[BEGIN Recorded information]

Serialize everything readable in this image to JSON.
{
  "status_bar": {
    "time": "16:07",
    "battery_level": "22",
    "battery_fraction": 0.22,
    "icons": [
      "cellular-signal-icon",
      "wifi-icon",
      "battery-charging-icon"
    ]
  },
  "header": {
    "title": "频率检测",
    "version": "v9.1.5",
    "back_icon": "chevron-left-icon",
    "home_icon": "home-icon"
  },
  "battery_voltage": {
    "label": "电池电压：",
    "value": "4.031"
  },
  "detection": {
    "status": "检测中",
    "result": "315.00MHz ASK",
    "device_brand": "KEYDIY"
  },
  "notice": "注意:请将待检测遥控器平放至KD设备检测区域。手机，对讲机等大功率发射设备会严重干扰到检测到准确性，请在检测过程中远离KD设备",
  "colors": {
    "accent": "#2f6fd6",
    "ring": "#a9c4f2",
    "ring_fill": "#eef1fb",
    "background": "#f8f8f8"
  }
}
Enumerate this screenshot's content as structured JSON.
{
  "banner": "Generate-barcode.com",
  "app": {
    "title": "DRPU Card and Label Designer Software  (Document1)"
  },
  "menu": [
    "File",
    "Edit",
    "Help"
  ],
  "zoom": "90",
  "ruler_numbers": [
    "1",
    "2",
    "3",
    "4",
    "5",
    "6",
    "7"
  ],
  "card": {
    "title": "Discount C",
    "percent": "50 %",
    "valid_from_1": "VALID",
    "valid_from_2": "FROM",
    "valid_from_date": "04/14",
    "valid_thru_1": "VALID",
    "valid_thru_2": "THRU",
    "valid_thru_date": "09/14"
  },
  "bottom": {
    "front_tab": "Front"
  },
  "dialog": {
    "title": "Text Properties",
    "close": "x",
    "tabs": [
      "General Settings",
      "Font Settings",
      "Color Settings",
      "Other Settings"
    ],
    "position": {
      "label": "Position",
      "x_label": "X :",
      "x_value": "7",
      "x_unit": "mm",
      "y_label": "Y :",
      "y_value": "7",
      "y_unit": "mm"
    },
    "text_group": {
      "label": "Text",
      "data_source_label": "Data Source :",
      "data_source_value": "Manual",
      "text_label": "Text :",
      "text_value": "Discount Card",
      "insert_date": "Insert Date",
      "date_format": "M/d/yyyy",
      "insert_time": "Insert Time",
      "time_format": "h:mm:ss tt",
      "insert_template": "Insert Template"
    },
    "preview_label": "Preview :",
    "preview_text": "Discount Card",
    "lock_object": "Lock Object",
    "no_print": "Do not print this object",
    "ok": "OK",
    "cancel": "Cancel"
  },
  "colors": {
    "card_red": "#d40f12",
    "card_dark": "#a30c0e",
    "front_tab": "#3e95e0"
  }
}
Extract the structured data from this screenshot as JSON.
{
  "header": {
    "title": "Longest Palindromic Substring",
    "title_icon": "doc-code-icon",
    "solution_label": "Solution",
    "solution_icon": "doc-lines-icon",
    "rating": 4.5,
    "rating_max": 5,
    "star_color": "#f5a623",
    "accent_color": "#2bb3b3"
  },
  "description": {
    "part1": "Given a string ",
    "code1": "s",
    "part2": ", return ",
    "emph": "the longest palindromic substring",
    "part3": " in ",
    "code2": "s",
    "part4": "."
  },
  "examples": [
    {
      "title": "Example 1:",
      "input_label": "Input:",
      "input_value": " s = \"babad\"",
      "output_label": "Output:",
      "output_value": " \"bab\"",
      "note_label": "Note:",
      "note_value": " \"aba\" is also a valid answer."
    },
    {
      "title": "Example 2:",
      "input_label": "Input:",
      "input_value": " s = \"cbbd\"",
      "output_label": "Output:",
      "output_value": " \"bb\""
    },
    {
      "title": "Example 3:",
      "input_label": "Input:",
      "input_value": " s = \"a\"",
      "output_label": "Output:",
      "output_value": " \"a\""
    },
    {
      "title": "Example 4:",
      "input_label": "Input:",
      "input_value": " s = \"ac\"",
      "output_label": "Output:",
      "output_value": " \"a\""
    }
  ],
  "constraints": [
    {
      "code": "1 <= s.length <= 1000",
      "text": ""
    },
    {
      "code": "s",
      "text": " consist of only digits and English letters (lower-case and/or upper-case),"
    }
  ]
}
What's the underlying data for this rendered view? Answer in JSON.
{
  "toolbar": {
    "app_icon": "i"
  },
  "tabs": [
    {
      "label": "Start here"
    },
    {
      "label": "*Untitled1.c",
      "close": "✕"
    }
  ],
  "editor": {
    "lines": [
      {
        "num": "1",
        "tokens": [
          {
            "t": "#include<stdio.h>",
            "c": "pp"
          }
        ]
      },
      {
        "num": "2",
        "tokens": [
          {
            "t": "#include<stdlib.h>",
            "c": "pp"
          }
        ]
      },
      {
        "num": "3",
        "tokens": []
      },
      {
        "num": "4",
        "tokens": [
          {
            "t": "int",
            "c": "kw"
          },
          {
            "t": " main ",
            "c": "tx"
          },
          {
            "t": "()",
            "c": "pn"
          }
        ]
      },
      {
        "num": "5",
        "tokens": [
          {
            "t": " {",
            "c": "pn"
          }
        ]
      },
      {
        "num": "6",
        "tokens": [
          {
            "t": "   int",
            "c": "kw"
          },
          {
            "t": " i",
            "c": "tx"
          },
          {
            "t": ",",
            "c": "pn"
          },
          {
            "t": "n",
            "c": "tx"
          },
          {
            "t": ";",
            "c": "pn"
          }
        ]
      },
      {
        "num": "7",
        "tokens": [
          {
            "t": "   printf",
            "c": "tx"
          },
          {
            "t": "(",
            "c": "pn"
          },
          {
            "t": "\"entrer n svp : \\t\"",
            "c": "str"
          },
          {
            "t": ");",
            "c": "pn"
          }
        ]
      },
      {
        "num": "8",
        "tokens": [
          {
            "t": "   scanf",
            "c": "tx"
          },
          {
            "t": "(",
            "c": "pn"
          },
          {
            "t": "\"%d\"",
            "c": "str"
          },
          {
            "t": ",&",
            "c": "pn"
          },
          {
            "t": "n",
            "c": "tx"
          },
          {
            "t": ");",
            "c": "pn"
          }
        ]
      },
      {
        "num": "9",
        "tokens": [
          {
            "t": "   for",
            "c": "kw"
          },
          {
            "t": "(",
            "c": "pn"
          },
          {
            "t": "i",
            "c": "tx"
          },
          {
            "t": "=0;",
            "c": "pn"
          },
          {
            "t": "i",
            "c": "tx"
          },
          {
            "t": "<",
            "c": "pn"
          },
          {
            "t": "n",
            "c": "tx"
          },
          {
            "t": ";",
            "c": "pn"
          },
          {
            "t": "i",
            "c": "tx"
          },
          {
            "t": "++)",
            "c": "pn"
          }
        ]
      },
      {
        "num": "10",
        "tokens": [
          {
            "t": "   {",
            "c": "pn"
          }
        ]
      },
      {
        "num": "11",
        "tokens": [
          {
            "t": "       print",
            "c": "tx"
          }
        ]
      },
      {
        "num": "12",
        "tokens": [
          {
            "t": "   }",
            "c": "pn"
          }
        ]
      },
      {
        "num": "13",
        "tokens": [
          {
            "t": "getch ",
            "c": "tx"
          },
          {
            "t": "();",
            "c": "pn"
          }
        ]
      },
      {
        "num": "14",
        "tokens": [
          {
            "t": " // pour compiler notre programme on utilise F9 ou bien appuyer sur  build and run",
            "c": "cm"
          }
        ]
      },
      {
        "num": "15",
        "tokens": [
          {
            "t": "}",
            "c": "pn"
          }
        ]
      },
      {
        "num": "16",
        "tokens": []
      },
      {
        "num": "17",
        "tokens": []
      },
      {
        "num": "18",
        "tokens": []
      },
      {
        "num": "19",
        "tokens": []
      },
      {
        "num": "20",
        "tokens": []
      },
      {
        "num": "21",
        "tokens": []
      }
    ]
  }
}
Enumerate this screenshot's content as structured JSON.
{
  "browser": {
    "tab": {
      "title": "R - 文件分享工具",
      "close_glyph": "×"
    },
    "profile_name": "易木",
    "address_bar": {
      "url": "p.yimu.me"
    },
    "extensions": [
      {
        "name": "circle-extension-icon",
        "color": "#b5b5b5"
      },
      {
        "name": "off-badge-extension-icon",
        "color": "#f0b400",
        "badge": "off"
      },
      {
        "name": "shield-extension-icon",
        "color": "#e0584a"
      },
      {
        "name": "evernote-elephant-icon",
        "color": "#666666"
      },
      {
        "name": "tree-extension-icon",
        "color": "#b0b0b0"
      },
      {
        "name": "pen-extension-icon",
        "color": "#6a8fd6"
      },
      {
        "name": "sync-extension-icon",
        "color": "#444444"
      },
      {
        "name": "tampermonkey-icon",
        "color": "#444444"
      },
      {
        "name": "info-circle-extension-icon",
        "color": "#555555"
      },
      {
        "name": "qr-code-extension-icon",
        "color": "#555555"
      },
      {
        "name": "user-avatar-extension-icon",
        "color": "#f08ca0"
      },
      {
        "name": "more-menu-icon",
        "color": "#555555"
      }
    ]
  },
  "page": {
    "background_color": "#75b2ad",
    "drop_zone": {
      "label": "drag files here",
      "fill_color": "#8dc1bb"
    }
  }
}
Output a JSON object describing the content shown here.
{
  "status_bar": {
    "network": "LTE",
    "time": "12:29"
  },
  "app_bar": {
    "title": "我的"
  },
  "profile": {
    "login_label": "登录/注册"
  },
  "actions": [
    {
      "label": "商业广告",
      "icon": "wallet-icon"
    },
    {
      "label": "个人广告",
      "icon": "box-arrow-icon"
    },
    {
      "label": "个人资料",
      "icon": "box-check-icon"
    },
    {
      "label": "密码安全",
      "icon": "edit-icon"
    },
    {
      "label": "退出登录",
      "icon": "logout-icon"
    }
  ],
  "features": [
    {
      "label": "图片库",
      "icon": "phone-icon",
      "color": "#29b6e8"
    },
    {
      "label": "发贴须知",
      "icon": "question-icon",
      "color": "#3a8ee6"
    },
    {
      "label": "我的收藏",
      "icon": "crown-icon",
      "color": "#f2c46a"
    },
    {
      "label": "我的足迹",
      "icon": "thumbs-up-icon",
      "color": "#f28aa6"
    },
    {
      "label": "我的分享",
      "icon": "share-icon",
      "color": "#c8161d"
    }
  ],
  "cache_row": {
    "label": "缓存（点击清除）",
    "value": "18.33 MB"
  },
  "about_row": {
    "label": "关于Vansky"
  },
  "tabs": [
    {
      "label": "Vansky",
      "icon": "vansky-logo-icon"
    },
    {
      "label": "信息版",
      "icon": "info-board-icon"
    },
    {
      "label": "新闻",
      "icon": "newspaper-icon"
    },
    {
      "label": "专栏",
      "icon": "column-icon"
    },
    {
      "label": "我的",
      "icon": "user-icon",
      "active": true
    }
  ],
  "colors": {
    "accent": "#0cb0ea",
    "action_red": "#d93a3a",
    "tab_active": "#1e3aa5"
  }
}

[END Recorded information]

Request -> For this exercise, gather every line of the data that contains the word "badge".

Task solution ->
        "name": "off-badge-extension-icon",
        "badge": "off"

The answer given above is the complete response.